▶ _EXCERPT TO READ_:

Don’t Call C.S. Lewis an “Evolutionist”

Don’t Call C.S. Lewis an “Evolutionist” 2015-05-13T07:56:13-04:00

geograph-2826934-by-Albert-Bridge

Douglas Wilson has some helpful perspective on C.S. Lewis’s beliefs on human origin. While it’s true that Lewis wrote of his belief in evolution at least as late as 1940, the intellectual trajectory of his later Christian writing seems to take a very different direction.

Wilson:

But remember that Lewis had been converted as an adult…in stages out of strident atheism. The longer he was a Christian, the more we can track his distance from evolution. In 1942, he published Perelandra, which he considered mythic, but his mythic treatment included a very historical Perelandrian Adam and Eve. And another good place to look is his essay “Funeral of a Great Myth,” which can be found in Christian Reflections. There Lewis says that evolution appeals to every part of him except for his reason.

Specifically to the point, over a period of years Lewis was a correspondent with a man named Bernard Acworth, a creationist who had sent Lewis his book on evolution. This excerpt comes from a letter written by Lewis to Acworth in 1951.

▶ _RAW DATA_:
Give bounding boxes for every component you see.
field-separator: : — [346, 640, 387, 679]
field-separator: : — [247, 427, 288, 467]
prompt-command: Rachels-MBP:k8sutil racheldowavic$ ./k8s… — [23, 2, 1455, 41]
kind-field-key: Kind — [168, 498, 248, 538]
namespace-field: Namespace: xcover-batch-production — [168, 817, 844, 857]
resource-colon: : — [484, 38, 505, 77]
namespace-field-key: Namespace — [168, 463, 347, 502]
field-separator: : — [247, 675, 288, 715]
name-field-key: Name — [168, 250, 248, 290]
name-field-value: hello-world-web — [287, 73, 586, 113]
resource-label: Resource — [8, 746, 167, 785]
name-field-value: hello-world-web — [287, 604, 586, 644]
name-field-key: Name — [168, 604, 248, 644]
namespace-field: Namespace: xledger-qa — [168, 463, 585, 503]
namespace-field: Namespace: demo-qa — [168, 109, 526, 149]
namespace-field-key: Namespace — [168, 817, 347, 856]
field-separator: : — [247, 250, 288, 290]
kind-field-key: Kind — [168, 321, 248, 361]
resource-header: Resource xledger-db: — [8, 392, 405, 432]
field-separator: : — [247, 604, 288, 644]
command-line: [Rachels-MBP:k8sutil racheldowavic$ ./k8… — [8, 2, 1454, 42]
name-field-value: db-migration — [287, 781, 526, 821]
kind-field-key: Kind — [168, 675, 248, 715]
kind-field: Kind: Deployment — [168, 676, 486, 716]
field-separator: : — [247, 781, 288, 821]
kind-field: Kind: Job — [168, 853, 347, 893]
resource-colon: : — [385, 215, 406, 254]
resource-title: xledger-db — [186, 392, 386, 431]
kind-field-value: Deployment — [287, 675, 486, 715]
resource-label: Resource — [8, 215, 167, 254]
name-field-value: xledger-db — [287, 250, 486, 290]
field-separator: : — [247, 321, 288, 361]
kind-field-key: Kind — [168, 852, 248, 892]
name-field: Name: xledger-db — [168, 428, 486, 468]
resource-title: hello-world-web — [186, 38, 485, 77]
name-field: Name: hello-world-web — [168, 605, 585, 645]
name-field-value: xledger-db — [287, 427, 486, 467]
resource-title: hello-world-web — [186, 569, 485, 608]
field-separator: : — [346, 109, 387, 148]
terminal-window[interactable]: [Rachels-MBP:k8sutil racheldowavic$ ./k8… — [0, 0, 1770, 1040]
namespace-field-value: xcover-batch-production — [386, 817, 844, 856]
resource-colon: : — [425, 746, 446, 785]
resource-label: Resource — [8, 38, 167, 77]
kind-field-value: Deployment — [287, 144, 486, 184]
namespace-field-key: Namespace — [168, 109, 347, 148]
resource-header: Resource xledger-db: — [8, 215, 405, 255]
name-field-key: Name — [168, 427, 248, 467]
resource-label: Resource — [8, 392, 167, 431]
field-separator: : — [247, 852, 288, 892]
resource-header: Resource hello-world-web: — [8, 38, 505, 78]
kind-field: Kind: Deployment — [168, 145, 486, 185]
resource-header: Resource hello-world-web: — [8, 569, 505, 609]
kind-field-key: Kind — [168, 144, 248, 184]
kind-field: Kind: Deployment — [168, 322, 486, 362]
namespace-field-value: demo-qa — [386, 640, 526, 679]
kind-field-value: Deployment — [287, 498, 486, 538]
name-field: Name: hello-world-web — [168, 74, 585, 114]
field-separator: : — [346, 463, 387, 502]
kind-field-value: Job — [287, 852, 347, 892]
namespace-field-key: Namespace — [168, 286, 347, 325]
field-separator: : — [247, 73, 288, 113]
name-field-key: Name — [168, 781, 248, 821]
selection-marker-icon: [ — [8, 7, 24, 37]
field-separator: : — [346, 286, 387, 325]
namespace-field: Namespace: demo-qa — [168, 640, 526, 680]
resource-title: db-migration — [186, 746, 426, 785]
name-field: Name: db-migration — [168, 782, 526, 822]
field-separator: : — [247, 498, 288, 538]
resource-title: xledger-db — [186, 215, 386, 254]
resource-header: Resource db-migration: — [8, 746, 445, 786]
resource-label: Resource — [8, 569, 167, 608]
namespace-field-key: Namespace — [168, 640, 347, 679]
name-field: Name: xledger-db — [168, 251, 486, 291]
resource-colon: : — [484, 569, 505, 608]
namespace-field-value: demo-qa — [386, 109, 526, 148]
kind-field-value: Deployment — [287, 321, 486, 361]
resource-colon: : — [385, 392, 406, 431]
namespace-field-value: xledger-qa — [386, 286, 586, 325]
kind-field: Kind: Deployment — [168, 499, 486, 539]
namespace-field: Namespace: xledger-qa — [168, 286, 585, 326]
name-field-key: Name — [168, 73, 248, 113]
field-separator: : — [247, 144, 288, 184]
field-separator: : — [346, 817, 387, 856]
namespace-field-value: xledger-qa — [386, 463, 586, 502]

▶ _BRIEF_: Can you rewrite the piece on C.S. Lewis and evolution, starting at "geograph-2826934-by-Albert-Bridge" and ending at "for his reason.", with "atheism" changed to "skepticism"?

▶ _OUTPUT_:
geograph-2826934-by-Albert-Bridge

Douglas Wilson has some helpful perspective on C.S. Lewis’s beliefs on human origin. While it’s true that Lewis wrote of his belief in evolution at least as late as 1940, the intellectual trajectory of his later Christian writing seems to take a very different direction.

Wilson:

But remember that Lewis had been converted as an adult…in stages out of strident skepticism. The longer he was a Christian, the more we can track his distance from evolution. In 1942, he published Perelandra, which he considered mythic, but his mythic treatment included a very historical Perelandrian Adam and Eve. And another good place to look is his essay “Funeral of a Great Myth,” which can be found in Christian Reflections. There Lewis says that evolution appeals to every part of him except for his reason.